-- PROVIDED DATA --
## Start
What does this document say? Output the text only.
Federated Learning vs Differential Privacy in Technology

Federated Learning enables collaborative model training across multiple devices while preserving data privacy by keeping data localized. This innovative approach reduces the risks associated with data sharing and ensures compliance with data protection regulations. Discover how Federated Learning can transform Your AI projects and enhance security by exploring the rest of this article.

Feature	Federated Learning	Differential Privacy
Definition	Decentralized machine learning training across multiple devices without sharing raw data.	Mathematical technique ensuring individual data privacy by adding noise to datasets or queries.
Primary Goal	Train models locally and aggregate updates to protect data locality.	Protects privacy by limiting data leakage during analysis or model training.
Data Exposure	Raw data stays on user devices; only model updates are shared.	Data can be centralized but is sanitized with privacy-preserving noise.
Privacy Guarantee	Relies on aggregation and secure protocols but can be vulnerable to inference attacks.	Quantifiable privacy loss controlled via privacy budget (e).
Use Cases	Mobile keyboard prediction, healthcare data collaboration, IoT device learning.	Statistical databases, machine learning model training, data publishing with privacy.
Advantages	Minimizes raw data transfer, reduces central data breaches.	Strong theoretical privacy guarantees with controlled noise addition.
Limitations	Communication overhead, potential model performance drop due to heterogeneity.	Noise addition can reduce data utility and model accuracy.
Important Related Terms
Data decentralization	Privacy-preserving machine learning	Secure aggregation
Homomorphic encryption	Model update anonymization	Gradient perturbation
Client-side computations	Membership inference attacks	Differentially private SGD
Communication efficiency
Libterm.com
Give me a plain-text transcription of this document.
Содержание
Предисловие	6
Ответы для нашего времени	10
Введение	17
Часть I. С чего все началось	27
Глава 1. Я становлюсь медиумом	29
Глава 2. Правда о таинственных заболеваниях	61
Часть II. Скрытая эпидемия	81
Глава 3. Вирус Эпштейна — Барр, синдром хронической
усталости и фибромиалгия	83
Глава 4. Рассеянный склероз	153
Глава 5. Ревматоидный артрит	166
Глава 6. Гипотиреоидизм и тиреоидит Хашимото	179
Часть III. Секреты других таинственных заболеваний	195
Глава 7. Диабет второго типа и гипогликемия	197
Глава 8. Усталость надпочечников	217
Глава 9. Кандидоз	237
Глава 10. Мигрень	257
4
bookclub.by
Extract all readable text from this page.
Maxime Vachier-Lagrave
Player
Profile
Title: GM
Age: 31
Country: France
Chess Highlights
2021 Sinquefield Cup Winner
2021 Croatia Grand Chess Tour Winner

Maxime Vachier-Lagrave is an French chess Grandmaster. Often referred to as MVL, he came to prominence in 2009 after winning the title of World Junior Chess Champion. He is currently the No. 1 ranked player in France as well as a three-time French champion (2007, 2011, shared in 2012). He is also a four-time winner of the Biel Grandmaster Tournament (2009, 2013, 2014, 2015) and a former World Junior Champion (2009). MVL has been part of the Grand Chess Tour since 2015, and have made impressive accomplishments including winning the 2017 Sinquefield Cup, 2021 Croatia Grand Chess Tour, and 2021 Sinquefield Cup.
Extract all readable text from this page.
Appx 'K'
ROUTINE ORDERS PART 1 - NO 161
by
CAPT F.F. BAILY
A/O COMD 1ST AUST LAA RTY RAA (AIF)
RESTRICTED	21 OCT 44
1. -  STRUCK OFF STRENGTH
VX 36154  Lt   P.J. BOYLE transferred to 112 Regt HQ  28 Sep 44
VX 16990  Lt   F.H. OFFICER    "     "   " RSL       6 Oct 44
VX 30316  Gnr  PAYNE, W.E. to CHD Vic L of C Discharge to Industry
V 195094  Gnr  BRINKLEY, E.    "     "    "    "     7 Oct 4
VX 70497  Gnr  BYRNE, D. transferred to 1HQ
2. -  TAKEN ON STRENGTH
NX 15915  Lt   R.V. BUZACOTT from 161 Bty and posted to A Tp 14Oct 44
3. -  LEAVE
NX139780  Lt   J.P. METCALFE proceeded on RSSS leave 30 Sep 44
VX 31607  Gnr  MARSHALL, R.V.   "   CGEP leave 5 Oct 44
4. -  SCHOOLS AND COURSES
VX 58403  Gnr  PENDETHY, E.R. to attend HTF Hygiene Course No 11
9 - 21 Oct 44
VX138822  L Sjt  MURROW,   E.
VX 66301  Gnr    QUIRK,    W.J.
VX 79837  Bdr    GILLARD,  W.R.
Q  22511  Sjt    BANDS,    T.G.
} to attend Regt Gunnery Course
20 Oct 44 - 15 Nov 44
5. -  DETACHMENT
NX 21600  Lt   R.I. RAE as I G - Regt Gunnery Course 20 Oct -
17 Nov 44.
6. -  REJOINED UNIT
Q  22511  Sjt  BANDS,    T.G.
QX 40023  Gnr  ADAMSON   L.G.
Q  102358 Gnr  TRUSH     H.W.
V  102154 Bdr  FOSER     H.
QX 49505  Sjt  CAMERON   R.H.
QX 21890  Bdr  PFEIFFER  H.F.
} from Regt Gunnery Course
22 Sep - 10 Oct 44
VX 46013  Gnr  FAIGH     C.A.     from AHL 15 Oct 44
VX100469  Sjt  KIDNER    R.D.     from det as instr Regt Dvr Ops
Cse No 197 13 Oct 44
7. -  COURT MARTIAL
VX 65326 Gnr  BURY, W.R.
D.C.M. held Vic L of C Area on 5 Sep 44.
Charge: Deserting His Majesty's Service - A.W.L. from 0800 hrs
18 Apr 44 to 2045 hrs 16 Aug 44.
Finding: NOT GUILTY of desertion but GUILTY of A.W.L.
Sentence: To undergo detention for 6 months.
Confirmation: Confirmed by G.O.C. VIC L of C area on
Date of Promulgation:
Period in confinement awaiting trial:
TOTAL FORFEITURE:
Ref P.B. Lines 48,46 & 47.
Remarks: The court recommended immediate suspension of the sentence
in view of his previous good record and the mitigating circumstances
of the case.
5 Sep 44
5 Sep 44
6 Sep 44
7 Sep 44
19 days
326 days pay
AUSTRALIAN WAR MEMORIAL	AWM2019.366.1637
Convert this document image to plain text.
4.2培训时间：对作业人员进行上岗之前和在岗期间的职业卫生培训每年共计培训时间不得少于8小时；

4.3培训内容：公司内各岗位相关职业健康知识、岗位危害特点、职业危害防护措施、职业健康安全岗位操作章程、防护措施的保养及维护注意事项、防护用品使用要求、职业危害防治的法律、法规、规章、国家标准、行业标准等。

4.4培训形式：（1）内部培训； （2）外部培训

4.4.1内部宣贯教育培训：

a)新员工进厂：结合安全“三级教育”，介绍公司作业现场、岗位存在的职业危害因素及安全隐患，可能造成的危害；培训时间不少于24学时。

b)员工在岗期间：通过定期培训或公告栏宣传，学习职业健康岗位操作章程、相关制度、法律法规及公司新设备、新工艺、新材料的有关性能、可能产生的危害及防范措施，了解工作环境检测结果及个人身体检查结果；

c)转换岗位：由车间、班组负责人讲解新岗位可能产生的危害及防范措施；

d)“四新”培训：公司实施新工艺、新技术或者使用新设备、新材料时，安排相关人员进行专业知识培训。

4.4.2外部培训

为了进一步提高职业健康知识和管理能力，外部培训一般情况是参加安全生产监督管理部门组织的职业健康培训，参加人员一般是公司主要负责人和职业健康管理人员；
## End
-- EXERCISE TASK --
Each line that holds the word "Sinquefield" is to be copied.

-- SOLUTION TO THE EXERCISE --
2021 Sinquefield Cup Winner
Maxime Vachier-Lagrave is an French chess Grandmaster. Often referred to as MVL, he came to prominence in 2009 after winning the title of World Junior Chess Champion. He is currently the No. 1 ranked player in France as well as a three-time French champion (2007, 2011, shared in 2012). He is also a four-time winner of the Biel Grandmaster Tournament (2009, 2013, 2014, 2015) and a former World Junior Champion (2009). MVL has been part of the Grand Chess Tour since 2015, and have made impressive accomplishments including winning the 2017 Sinquefield Cup, 2021 Croatia Grand Chess Tour, and 2021 Sinquefield Cup.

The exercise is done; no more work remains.